O QUE SE PEDE
**1)** No trecho sobre o Cântico de Maria, em qual cântico o Magnificat se inspira fortemente?
**2)** Dê continuidade ao trecho sobre o Cântico de Maria a partir da última frase apresentada.

─── TRECHO SELECIONADO ───

Duas são as características mais importantes de Maria no relato da visita a Isabel. E são exatamente as qualidades do discipulado no Evangelho de Lucas: atenção e adesão absolutas à palavra de Deus e, como conseqüência disso, serviço incondicional a quem necessita. Maria é discípula fiel (em relação a Deus) e solidária (em relação ao próximo).

Em Lc 1,46-56, no Cântico de Maria: Deus realiza a esperança dos pobres. O Magnificat se inspira fortemente no Cântico de Ana (1Sm 2,1-10), mãe de Samuel, depois que Deus a livrou da humilhação da esterilidade.

Os biblistas afirmam que o Magnificat, assim como se encontra, não foi composto por Maria. Uma prova disso são os verbos no passado: agiu com a força de seu braço, dispersou, depôs, exaltou, cumulou, despediu etc. (Lc 1,51-55). Esses verbos no passado revelam que o hino é lido à luz da vida, morte e ressurreição de Jesus. Deus subverteu a realidade brutal que a condenação de Jesus à morte havia criado.

É bem provável que este Cântico de Maria fosse um hino das primeiras comunidades cristãs, onde se louva a intervenção de Deus em favor dos pobres, humilhados e famintos, contra os orgulhosos, poderosos e ricos (característica dos hinos de louvor). O contraste de sortes ressalta o poder de Deus e as maravilhas que realiza em favor dos pobres, coroando suas esperanças. O evangelista Lucas atribuiu esse hino a Maria porque ela, mais que todas as pessoas seguidoras de Jesus, expressa os sentimentos e as atitudes de compromisso, esperança e confiança no poder de Deus.

Lucas foi muito corajoso ao atribuir esse hino a Maria, ressaltando-lhe o valor e a importância enquanto figura representativa de uma coletividade. Ela, portanto, é porta-voz qualificada dos discípulos e discípulas de Jesus Cristo, dos pobres que anseiam e lutam por libertação. Maria é porta-voz dos oprimidos, pobres, aflitos, viúvas e órfãos. Opostos a estes estavam os ricos, mas também os orgulhosos e autossuficientes que punham suas esperanças nos próprios recursos, não sentindo qualquer necessidade de Deus.

O Cântico de Maria, um dos mais revolucionários da Bíblia, é profético, não no sentido de previsão do futuro, mas no sentido genuíno da profecia, que pode ser traduzida como denúncia de algo injusto e anúncio de uma transformação. Maria é profetisa porque, movida pelo Espírito de vida, encarna os ideais dos profetas e das profetisas do Primeiro Testamento, do qual também ela faz parte.

─── DADOS FORNECIDOS ───

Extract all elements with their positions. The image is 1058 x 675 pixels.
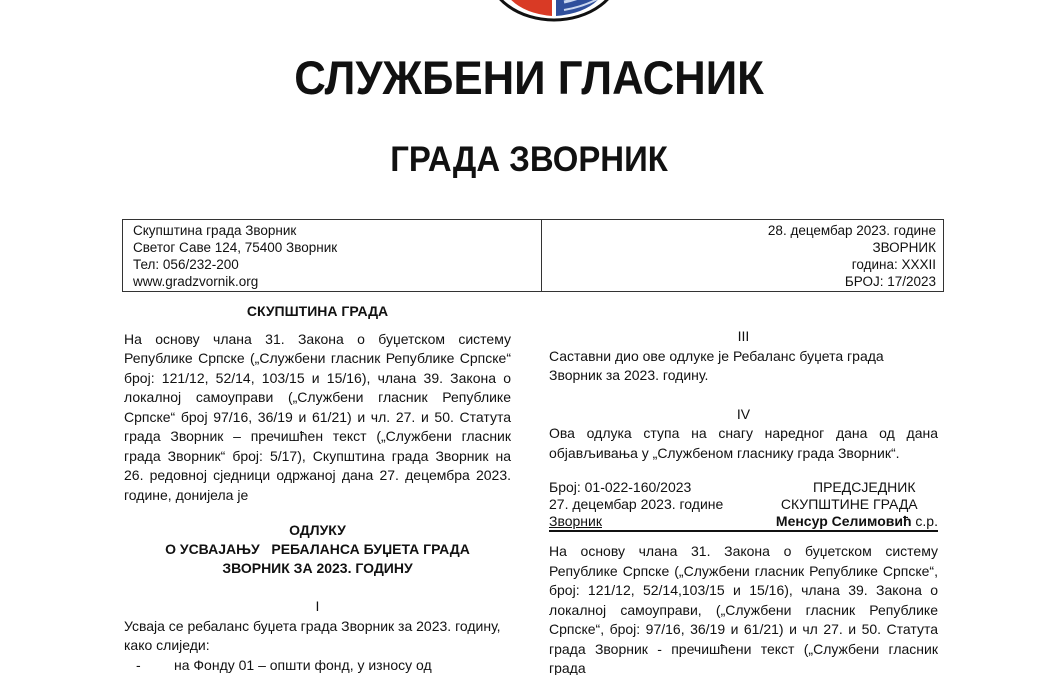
signatory-role: СКУПШТИНЕ ГРАДА [751, 496, 938, 513]
signature-block: Број: 01-022-160/2023 ПРЕДСЈЕДНИК 27. де… [549, 479, 938, 532]
publisher-info: Скупштина града Зворник Светог Саве 124,… [123, 220, 542, 291]
signatory-role: ПРЕДСЈЕДНИК [751, 479, 938, 496]
gazette-subtitle: ГРАДА ЗВОРНИК [32, 135, 1027, 185]
list-item: - на Фонду 01 – општи фонд, у износу од [124, 656, 511, 675]
signatory-name: Менсур Селимовић с.р. [751, 513, 938, 531]
issue-header-box: Скупштина града Зворник Светог Саве 124,… [122, 219, 944, 292]
issue-city: ЗВОРНИК [542, 239, 936, 256]
preamble-text: На основу члана 31. Закона о буџетском с… [124, 330, 511, 506]
left-column: СКУПШТИНА ГРАДА На основу члана 31. Зако… [124, 302, 511, 675]
section-heading: СКУПШТИНА ГРАДА [124, 302, 511, 322]
issue-year: година: XXXII [542, 256, 936, 273]
coat-of-arms-icon [484, 0, 624, 22]
article-text: Усваја се ребаланс буџета града Зворник … [124, 617, 511, 656]
document-number: Број: 01-022-160/2023 [549, 479, 751, 496]
preamble-text: На основу члана 31. Закона о буџетском с… [549, 542, 938, 675]
dash-bullet: - [136, 656, 174, 675]
publisher-phone: Тел: 056/232-200 [133, 256, 541, 273]
decision-title-line: О УСВАЈАЊУ РЕБАЛАНСА БУЏЕТА ГРАДА [124, 540, 511, 559]
decision-title: ОДЛУКУ О УСВАЈАЊУ РЕБАЛАНСА БУЏЕТА ГРАДА… [124, 521, 511, 578]
issue-date: 28. децембар 2023. године [542, 222, 936, 239]
document-place: Зворник [549, 513, 751, 531]
article-number: I [124, 597, 511, 617]
decision-title-line: ОДЛУКУ [124, 521, 511, 540]
document-date: 27. децембар 2023. године [549, 496, 751, 513]
list-item-text: на Фонду 01 – општи фонд, у износу од [174, 656, 432, 675]
publisher-website[interactable]: www.gradzvornik.org [133, 273, 541, 290]
article-number: III [549, 327, 938, 347]
article-number: IV [549, 405, 938, 425]
gazette-title: СЛУЖБЕНИ ГЛАСНИК [37, 48, 1021, 108]
right-column: III Саставни дио ове одлуке је Ребаланс … [549, 327, 938, 675]
article-text: Саставни дио ове одлуке је Ребаланс буџе… [549, 347, 938, 386]
issue-info: 28. децембар 2023. године ЗВОРНИК година… [542, 220, 943, 291]
issue-number: БРОЈ: 17/2023 [542, 273, 936, 290]
article-text: Ова одлука ступа на снагу наредног дана … [549, 424, 938, 463]
publisher-name: Скупштина града Зворник [133, 222, 541, 239]
decision-title-line: ЗВОРНИК ЗА 2023. ГОДИНУ [124, 559, 511, 578]
publisher-address: Светог Саве 124, 75400 Зворник [133, 239, 541, 256]
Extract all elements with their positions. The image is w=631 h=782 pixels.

───

RESPOSTAS DO EXERCÍCIO
**1)** No Cântico de Ana (1Sm 2,1-10), mãe de Samuel.

**2)**
O espírito do Magnificat combina com o da comunidade cristã de Jerusalém (At 2,43-47; 4,32-37), na qual provavelmente o hino tomou corpo, tornando-se canto de louvor pela libertação. Pondo-o nos lábios de Maria, Lucas atribui a ela um papel importante na história da humanidade. Como os salmos de louvor, o Magnificat contém uma introdução (Lc 1,46b-47) onde se louva Deus; um corpo (Lc 1,48-53), que enumera os motivos de louvor (cf. Lc 1,48: porque…), e uma conclusão (Lc 1,54-55), que ressalta porque Deus agiu assim, cumprindo as promessas feitas aos antepassados. Dentro do hino há pares que fazem de Maria a figura representativa de todo o povo: serva/servo; humilhação/humildade/humildes; a misericórdia de Deus que se estende..., Deus que se lembra de sua misericórdia.

A introdução vê realizadas as expectativas da profetisa Ana (cf. 1Sm 1,11) e do profeta Habacuc (Hab 3,18), que traduzem as esperanças dos pobres (anawim). Atribuindo a Maria este hino, Lucas a torna intérprete dos anseios dos humilhados que veem, finalmente, realizadas suas esperanças. Todo o ser de Maria é envolvido no louvor.

O corpo do Magnificat ressalta a ação de Deus em favor dos humilhados (inicia com porque...). Essa ação é descrita como maravilha, termo que, na Bíblia, marca as grandes intervenções de Deus em vista da libertação (por exemplo, a Criação, o Êxodo, a Caminhada no deserto, a Conquista da terra prometida...). A maravilha divina é libertar os que sofrem e esperam nele, exaltando-os e cumulando-os de bens. Os beneficiados são dois: Maria e os pobres. Os aspectos político e econômico estão bem representados (poderosos destronados; ricos despedidos de mãos vazias).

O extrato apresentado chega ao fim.